* **Problem description**
Identify the lines containing the word "tools". Copy each one.

##### Record set #####

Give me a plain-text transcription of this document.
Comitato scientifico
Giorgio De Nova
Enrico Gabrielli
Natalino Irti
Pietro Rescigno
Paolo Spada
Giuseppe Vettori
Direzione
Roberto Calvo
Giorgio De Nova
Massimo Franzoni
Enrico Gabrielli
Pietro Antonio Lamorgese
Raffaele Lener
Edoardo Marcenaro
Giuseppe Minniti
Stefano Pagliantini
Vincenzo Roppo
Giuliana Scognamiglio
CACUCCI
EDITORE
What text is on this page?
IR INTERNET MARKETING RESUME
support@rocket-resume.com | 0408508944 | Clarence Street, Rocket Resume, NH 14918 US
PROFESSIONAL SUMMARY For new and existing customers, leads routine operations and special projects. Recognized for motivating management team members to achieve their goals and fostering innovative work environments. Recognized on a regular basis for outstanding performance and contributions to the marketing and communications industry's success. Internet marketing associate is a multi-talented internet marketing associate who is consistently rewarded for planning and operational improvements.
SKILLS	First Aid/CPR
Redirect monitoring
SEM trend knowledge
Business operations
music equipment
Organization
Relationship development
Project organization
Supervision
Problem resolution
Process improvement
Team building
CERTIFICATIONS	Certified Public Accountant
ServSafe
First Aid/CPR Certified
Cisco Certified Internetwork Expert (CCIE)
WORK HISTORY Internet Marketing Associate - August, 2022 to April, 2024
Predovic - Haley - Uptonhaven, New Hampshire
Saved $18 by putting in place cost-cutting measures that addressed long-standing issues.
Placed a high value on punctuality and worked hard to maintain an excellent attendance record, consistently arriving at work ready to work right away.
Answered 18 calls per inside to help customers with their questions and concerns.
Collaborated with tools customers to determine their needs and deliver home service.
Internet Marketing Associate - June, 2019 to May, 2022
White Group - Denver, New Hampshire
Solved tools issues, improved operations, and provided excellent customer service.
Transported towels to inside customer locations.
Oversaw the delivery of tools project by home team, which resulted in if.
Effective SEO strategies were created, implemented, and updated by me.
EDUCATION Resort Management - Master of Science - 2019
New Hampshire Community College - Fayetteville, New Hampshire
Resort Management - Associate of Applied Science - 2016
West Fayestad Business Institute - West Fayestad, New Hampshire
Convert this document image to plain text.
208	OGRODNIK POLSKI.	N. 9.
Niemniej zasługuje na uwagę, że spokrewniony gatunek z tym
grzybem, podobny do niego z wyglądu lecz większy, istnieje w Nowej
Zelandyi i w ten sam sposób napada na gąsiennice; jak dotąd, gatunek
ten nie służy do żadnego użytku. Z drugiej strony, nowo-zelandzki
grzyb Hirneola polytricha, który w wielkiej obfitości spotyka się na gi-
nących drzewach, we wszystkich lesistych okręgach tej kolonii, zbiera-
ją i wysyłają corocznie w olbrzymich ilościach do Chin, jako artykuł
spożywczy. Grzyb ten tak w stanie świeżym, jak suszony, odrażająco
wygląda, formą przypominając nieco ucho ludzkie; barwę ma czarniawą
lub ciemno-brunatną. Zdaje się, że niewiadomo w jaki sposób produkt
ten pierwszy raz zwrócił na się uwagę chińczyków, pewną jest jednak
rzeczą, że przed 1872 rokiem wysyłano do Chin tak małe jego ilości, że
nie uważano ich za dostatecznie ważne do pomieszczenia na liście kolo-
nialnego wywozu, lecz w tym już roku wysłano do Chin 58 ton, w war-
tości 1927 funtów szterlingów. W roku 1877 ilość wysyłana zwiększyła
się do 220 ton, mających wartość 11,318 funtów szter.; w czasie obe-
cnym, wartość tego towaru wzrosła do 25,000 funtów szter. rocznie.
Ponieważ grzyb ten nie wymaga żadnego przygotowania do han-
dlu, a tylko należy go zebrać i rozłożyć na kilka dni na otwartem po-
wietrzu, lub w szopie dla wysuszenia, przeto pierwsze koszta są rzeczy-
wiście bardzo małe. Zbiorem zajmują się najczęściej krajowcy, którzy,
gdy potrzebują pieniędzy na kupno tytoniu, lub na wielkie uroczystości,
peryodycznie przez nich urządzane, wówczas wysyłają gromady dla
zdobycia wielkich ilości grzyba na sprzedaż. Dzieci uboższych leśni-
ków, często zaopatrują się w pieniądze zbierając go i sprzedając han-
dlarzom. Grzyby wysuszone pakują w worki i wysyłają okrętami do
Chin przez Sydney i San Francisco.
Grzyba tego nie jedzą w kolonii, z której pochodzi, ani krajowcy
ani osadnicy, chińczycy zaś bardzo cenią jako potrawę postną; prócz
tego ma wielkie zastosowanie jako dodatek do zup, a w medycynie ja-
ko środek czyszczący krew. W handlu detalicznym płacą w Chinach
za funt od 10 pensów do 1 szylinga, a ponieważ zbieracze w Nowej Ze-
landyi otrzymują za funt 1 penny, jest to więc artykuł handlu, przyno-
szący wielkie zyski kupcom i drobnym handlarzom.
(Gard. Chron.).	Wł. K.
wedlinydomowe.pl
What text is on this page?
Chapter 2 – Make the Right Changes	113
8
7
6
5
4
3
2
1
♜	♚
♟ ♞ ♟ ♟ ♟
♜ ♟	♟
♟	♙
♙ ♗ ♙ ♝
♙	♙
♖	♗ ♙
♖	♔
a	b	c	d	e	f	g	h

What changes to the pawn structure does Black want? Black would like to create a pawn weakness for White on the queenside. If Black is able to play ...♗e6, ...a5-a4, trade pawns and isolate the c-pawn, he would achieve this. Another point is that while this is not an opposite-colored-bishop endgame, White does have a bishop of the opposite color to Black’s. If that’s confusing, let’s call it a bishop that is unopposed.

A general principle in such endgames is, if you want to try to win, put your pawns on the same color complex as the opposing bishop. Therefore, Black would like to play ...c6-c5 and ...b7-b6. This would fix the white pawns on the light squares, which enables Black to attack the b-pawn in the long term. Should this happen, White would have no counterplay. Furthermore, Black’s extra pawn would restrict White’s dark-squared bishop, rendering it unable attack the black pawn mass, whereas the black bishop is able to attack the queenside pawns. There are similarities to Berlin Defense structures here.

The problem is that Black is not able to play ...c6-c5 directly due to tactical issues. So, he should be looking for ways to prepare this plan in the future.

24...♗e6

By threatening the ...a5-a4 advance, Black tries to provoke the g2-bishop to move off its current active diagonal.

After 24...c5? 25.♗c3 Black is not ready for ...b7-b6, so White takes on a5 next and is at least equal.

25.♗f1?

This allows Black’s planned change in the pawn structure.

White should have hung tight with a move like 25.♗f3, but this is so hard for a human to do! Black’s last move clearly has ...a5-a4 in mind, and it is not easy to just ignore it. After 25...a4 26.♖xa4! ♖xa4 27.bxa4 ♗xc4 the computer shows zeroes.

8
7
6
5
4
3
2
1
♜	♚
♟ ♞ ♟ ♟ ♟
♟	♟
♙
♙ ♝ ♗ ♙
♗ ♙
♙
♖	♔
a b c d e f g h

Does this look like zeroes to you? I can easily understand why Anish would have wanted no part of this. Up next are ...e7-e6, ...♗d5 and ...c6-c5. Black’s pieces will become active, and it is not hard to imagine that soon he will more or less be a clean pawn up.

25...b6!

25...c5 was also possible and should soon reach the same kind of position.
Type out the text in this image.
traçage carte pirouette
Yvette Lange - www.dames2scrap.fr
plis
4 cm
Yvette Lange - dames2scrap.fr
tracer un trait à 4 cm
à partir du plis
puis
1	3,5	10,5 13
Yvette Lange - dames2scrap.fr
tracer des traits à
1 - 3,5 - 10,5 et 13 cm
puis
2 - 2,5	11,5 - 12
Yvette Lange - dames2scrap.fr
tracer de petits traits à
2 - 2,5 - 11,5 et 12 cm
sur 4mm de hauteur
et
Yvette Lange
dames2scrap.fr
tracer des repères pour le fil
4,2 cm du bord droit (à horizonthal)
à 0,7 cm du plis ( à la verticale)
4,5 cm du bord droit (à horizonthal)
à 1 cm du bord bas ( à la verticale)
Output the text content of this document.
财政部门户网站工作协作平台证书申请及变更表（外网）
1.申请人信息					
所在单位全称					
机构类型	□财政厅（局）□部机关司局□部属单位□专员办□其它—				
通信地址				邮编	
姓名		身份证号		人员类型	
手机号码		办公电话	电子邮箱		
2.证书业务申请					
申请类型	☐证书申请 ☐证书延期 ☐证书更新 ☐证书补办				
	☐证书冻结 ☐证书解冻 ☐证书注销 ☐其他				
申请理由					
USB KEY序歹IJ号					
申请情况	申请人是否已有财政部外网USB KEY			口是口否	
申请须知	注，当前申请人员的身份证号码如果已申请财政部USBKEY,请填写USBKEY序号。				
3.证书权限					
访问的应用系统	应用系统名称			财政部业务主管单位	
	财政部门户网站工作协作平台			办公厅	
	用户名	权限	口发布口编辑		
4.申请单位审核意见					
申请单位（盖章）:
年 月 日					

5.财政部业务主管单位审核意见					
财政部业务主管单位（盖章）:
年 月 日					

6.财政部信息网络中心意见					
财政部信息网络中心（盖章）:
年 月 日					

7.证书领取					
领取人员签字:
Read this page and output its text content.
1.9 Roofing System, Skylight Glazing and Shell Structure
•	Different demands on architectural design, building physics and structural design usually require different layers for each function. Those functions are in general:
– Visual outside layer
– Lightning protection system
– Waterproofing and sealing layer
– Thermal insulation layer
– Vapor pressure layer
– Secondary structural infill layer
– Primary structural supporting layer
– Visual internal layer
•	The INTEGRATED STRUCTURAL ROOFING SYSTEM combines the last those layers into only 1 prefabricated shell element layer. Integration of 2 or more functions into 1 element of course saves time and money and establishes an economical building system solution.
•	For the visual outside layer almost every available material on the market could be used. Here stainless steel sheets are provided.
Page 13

#####

* **Exercise answer**
Collaborated with tools customers to determine their needs and deliver home service.
Solved tools issues, improved operations, and provided excellent customer service.
Oversaw the delivery of tools project by home team, which resulted in if.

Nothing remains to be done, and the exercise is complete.